======== DATASET EXTRACT ========

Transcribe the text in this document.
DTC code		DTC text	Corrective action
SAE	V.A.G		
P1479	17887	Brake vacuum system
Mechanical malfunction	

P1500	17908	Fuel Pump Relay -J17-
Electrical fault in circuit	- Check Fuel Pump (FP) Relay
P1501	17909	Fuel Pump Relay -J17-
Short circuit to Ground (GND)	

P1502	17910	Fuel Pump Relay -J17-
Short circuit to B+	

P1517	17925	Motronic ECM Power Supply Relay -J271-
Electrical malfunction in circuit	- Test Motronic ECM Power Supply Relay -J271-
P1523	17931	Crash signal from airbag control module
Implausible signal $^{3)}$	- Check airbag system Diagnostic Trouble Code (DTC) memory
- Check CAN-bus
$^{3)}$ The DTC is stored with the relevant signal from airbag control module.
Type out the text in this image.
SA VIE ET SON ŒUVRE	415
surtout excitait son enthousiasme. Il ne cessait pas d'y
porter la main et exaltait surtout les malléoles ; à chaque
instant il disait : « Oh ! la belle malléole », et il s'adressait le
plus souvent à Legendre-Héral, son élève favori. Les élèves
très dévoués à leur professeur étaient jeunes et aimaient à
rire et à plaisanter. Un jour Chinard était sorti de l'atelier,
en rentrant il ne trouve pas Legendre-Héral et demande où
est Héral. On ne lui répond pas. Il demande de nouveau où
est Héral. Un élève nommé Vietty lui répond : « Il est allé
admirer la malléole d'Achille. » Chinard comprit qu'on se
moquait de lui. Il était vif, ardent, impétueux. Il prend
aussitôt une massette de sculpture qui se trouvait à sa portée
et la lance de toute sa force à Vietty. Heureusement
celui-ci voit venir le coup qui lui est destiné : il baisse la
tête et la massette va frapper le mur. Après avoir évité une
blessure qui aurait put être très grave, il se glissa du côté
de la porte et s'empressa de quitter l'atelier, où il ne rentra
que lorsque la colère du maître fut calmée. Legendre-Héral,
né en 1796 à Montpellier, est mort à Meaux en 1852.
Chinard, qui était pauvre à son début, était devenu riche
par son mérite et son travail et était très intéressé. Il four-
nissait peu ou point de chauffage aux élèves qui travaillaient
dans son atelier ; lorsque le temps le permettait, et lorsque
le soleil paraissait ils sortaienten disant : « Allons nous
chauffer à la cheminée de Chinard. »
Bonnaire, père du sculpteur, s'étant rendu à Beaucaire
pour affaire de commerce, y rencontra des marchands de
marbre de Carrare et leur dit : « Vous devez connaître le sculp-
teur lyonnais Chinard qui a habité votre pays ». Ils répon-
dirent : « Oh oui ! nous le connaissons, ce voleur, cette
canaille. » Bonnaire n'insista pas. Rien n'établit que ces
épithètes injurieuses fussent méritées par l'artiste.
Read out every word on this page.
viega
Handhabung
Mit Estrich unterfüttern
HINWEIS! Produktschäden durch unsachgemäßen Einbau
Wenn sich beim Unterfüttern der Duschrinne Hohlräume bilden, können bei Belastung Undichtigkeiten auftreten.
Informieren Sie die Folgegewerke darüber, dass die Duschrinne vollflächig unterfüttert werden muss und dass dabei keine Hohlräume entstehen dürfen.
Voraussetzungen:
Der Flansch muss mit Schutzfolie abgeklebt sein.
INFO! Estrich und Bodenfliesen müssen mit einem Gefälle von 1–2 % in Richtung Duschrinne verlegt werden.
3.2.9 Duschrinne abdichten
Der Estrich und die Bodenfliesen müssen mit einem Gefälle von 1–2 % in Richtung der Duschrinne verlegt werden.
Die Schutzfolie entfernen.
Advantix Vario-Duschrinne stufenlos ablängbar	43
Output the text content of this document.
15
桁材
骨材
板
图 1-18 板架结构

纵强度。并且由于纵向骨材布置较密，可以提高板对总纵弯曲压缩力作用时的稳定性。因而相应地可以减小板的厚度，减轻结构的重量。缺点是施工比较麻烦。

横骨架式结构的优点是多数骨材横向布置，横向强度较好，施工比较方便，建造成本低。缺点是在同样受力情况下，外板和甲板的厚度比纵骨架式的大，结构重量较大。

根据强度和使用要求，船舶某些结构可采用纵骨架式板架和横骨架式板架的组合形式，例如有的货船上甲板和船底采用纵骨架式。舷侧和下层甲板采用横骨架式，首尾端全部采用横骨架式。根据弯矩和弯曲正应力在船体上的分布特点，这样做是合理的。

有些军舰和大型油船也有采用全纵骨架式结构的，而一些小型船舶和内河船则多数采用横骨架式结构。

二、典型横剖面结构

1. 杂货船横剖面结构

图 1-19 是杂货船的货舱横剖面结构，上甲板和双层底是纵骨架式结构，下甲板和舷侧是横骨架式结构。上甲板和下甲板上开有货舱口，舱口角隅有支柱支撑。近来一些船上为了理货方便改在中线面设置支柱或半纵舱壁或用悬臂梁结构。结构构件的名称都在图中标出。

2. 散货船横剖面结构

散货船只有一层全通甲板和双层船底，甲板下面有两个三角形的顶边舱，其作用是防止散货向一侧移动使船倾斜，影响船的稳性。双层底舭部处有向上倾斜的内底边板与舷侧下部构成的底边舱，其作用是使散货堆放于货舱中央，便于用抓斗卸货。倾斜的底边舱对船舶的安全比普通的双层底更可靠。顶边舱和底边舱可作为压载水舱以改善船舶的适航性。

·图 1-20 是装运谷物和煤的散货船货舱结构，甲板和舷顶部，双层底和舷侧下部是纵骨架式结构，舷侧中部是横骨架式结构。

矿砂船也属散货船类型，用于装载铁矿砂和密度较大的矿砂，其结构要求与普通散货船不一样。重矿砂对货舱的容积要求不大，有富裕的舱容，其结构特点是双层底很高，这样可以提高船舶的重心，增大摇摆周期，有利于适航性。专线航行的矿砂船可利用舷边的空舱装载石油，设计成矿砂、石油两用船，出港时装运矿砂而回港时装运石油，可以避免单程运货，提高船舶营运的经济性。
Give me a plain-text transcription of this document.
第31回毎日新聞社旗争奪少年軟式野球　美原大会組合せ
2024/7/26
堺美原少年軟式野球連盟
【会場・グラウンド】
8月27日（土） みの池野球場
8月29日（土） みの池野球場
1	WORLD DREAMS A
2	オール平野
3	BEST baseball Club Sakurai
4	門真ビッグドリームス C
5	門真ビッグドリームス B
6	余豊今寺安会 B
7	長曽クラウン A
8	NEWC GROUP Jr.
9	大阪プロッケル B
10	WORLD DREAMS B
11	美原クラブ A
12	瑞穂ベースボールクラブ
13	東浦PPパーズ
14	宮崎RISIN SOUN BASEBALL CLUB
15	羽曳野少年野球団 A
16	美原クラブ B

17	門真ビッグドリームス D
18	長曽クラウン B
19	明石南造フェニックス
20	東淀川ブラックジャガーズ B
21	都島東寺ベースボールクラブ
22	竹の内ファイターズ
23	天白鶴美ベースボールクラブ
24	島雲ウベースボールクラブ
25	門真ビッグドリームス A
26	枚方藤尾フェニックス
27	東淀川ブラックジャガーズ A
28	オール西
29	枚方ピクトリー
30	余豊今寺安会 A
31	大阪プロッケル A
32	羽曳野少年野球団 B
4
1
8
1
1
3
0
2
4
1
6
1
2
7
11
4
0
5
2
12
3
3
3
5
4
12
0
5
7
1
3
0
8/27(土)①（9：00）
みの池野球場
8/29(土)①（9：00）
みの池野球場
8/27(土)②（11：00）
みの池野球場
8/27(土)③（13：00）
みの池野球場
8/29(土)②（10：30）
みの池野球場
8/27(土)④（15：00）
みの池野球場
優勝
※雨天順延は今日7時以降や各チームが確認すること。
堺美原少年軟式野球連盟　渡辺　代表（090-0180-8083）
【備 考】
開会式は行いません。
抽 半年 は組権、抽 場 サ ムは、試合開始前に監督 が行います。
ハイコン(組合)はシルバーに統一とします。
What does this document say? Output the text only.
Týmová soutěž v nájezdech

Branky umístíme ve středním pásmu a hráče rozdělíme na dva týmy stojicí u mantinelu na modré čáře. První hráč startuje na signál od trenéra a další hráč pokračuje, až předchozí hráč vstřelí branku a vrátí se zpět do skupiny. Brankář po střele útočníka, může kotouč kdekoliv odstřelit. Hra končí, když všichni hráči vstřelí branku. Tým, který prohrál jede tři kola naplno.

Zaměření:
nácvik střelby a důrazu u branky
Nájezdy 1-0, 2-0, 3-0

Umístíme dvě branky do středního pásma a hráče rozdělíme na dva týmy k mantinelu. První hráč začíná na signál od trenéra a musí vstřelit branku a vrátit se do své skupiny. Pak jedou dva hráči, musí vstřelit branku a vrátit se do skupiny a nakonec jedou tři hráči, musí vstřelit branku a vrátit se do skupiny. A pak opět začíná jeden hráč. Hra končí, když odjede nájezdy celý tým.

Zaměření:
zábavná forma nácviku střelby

========

Find every line that has "První" in it, then return those lines.

### FULL OUTPUT
Branky umístíme ve středním pásmu a hráče rozdělíme na dva týmy stojicí u mantinelu na modré čáře. První hráč startuje na signál od trenéra a další hráč pokračuje, až předchozí hráč vstřelí branku a vrátí se zpět do skupiny. Brankář po střele útočníka, může kotouč kdekoliv odstřelit. Hra končí, když všichni hráči vstřelí branku. Tým, který prohrál jede tři kola naplno.
Umístíme dvě branky do středního pásma a hráče rozdělíme na dva týmy k mantinelu. První hráč začíná na signál od trenéra a musí vstřelit branku a vrátit se do své skupiny. Pak jedou dva hráči, musí vstřelit branku a vrátit se do skupiny a nakonec jedou tři hráči, musí vstřelit branku a vrátit se do skupiny. A pak opět začíná jeden hráč. Hra končí, když odjede nájezdy celý tým.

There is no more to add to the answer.